(A block of data)

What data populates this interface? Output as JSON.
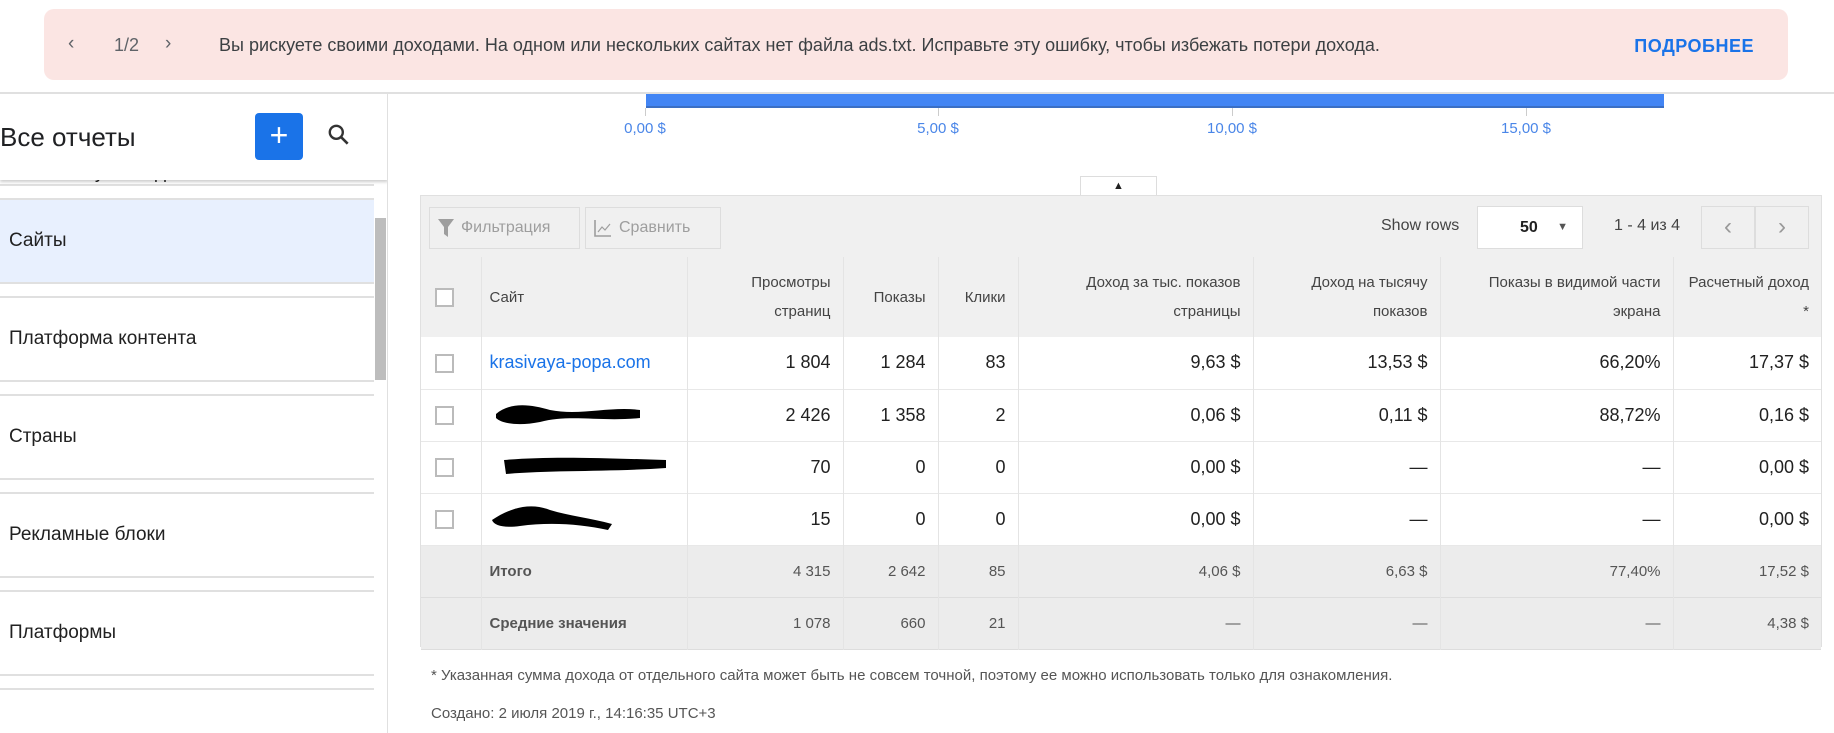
{
  "banner": {
    "counter": "1/2",
    "message": "Вы рискуете своими доходами. На одном или нескольких сайтах нет файла ads.txt. Исправьте эту ошибку, чтобы избежать потери дохода.",
    "more": "ПОДРОБНЕЕ",
    "prev_icon": "chevron-left-icon",
    "next_icon": "chevron-right-icon"
  },
  "sidebar": {
    "title": "Все отчеты",
    "add": "+",
    "items": [
      {
        "label": "Весь аккаунт по дням"
      },
      {
        "label": "Сайты",
        "active": true
      },
      {
        "label": "Платформа контента"
      },
      {
        "label": "Страны"
      },
      {
        "label": "Рекламные блоки"
      },
      {
        "label": "Платформы"
      }
    ]
  },
  "chart": {
    "value": 17.37,
    "axis": [
      "0,00 $",
      "5,00 $",
      "10,00 $",
      "15,00 $"
    ],
    "bar_color": "#4285f4"
  },
  "toolbar": {
    "filter": "Фильтрация",
    "compare": "Сравнить",
    "show_rows": "Show rows",
    "rows": "50",
    "range": "1 - 4 из 4"
  },
  "table": {
    "headers": [
      "Сайт",
      "Просмотры страниц",
      "Показы",
      "Клики",
      "Доход за тыс. показов страницы",
      "Доход на тысячу показов",
      "Показы в видимой части экрана",
      "Расчетный доход *"
    ],
    "rows": [
      {
        "site": "krasivaya-popa.com",
        "cells": [
          "1 804",
          "1 284",
          "83",
          "9,63 $",
          "13,53 $",
          "66,20%",
          "17,37 $"
        ]
      },
      {
        "site": "",
        "cells": [
          "2 426",
          "1 358",
          "2",
          "0,06 $",
          "0,11 $",
          "88,72%",
          "0,16 $"
        ]
      },
      {
        "site": "",
        "cells": [
          "70",
          "0",
          "0",
          "0,00 $",
          "—",
          "—",
          "0,00 $"
        ]
      },
      {
        "site": "",
        "cells": [
          "15",
          "0",
          "0",
          "0,00 $",
          "—",
          "—",
          "0,00 $"
        ]
      }
    ],
    "totals": {
      "label": "Итого",
      "cells": [
        "4 315",
        "2 642",
        "85",
        "4,06 $",
        "6,63 $",
        "77,40%",
        "17,52 $"
      ]
    },
    "averages": {
      "label": "Средние значения",
      "cells": [
        "1 078",
        "660",
        "21",
        "—",
        "—",
        "—",
        "4,38 $"
      ]
    }
  },
  "footnote": "* Указанная сумма дохода от отдельного сайта может быть не совсем точной, поэтому ее можно использовать только для ознакомления.",
  "created": "Создано: 2 июля 2019 г., 14:16:35 UTC+3"
}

* JOB *
Every line is to be duplicated exactly, though pictures stay out.

* OUTPUT OF THE EXERCISE *
What data populates this interface? Output as JSON.
{
  "banner": {
    "counter": "1/2",
    "message": "Вы рискуете своими доходами. На одном или нескольких сайтах нет файла ads.txt. Исправьте эту ошибку, чтобы избежать потери дохода.",
    "more": "ПОДРОБНЕЕ",
    "prev_icon": "chevron-left-icon",
    "next_icon": "chevron-right-icon"
  },
  "sidebar": {
    "title": "Все отчеты",
    "add": "+",
    "items": [
      {
        "label": "Весь аккаунт по дням"
      },
      {
        "label": "Сайты",
        "active": true
      },
      {
        "label": "Платформа контента"
      },
      {
        "label": "Страны"
      },
      {
        "label": "Рекламные блоки"
      },
      {
        "label": "Платформы"
      }
    ]
  },
  "chart": {
    "value": 17.37,
    "axis": [
      "0,00 $",
      "5,00 $",
      "10,00 $",
      "15,00 $"
    ],
    "bar_color": "#4285f4"
  },
  "toolbar": {
    "filter": "Фильтрация",
    "compare": "Сравнить",
    "show_rows": "Show rows",
    "rows": "50",
    "range": "1 - 4 из 4"
  },
  "table": {
    "headers": [
      "Сайт",
      "Просмотры страниц",
      "Показы",
      "Клики",
      "Доход за тыс. показов страницы",
      "Доход на тысячу показов",
      "Показы в видимой части экрана",
      "Расчетный доход *"
    ],
    "rows": [
      {
        "site": "krasivaya-popa.com",
        "cells": [
          "1 804",
          "1 284",
          "83",
          "9,63 $",
          "13,53 $",
          "66,20%",
          "17,37 $"
        ]
      },
      {
        "site": "",
        "cells": [
          "2 426",
          "1 358",
          "2",
          "0,06 $",
          "0,11 $",
          "88,72%",
          "0,16 $"
        ]
      },
      {
        "site": "",
        "cells": [
          "70",
          "0",
          "0",
          "0,00 $",
          "—",
          "—",
          "0,00 $"
        ]
      },
      {
        "site": "",
        "cells": [
          "15",
          "0",
          "0",
          "0,00 $",
          "—",
          "—",
          "0,00 $"
        ]
      }
    ],
    "totals": {
      "label": "Итого",
      "cells": [
        "4 315",
        "2 642",
        "85",
        "4,06 $",
        "6,63 $",
        "77,40%",
        "17,52 $"
      ]
    },
    "averages": {
      "label": "Средние значения",
      "cells": [
        "1 078",
        "660",
        "21",
        "—",
        "—",
        "—",
        "4,38 $"
      ]
    }
  },
  "footnote": "* Указанная сумма дохода от отдельного сайта может быть не совсем точной, поэтому ее можно использовать только для ознакомления.",
  "created": "Создано: 2 июля 2019 г., 14:16:35 UTC+3"
}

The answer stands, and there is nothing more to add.